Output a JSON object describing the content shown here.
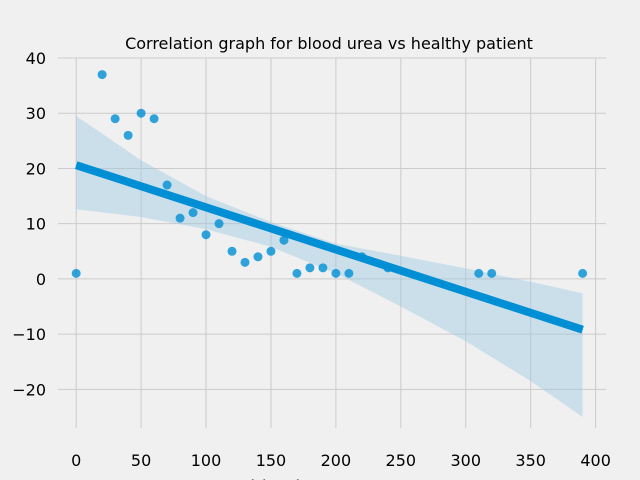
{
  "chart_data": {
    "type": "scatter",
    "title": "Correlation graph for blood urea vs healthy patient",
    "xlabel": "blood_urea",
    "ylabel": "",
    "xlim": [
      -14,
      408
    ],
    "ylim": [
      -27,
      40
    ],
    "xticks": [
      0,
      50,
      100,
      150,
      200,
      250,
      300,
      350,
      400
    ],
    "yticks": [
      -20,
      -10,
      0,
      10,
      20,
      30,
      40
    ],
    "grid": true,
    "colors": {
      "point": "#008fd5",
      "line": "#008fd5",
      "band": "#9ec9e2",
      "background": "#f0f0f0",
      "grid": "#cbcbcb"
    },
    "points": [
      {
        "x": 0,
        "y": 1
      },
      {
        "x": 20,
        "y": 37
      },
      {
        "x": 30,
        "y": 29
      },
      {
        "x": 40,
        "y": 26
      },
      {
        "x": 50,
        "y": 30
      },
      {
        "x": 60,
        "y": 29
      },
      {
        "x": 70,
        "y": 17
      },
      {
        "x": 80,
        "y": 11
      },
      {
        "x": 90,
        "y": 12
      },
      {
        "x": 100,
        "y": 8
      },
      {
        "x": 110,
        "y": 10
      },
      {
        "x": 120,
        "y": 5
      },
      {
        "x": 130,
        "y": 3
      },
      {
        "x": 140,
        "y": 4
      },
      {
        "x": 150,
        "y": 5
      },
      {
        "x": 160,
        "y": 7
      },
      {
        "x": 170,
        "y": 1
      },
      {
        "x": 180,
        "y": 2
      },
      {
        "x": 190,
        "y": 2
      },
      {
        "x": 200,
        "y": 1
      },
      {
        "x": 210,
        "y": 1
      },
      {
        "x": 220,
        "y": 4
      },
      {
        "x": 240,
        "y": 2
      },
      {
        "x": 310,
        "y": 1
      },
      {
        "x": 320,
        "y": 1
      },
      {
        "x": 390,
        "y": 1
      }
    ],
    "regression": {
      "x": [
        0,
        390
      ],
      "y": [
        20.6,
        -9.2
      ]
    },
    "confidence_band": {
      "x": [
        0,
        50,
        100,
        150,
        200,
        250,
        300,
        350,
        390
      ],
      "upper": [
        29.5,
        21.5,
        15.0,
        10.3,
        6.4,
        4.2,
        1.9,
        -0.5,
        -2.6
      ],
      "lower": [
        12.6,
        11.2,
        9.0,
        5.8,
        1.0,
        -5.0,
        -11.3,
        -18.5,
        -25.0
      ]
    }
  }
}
____
WHAT TO PRODUCE: Output every entry exactly as given; pictures are not part of the copy.

FINISHED TASK:
Output a JSON object describing the content shown here.
{
  "chart_data": {
    "type": "scatter",
    "title": "Correlation graph for blood urea vs healthy patient",
    "xlabel": "blood_urea",
    "ylabel": "",
    "xlim": [
      -14,
      408
    ],
    "ylim": [
      -27,
      40
    ],
    "xticks": [
      0,
      50,
      100,
      150,
      200,
      250,
      300,
      350,
      400
    ],
    "yticks": [
      -20,
      -10,
      0,
      10,
      20,
      30,
      40
    ],
    "grid": true,
    "colors": {
      "point": "#008fd5",
      "line": "#008fd5",
      "band": "#9ec9e2",
      "background": "#f0f0f0",
      "grid": "#cbcbcb"
    },
    "points": [
      {
        "x": 0,
        "y": 1
      },
      {
        "x": 20,
        "y": 37
      },
      {
        "x": 30,
        "y": 29
      },
      {
        "x": 40,
        "y": 26
      },
      {
        "x": 50,
        "y": 30
      },
      {
        "x": 60,
        "y": 29
      },
      {
        "x": 70,
        "y": 17
      },
      {
        "x": 80,
        "y": 11
      },
      {
        "x": 90,
        "y": 12
      },
      {
        "x": 100,
        "y": 8
      },
      {
        "x": 110,
        "y": 10
      },
      {
        "x": 120,
        "y": 5
      },
      {
        "x": 130,
        "y": 3
      },
      {
        "x": 140,
        "y": 4
      },
      {
        "x": 150,
        "y": 5
      },
      {
        "x": 160,
        "y": 7
      },
      {
        "x": 170,
        "y": 1
      },
      {
        "x": 180,
        "y": 2
      },
      {
        "x": 190,
        "y": 2
      },
      {
        "x": 200,
        "y": 1
      },
      {
        "x": 210,
        "y": 1
      },
      {
        "x": 220,
        "y": 4
      },
      {
        "x": 240,
        "y": 2
      },
      {
        "x": 310,
        "y": 1
      },
      {
        "x": 320,
        "y": 1
      },
      {
        "x": 390,
        "y": 1
      }
    ],
    "regression": {
      "x": [
        0,
        390
      ],
      "y": [
        20.6,
        -9.2
      ]
    },
    "confidence_band": {
      "x": [
        0,
        50,
        100,
        150,
        200,
        250,
        300,
        350,
        390
      ],
      "upper": [
        29.5,
        21.5,
        15.0,
        10.3,
        6.4,
        4.2,
        1.9,
        -0.5,
        -2.6
      ],
      "lower": [
        12.6,
        11.2,
        9.0,
        5.8,
        1.0,
        -5.0,
        -11.3,
        -18.5,
        -25.0
      ]
    }
  }
}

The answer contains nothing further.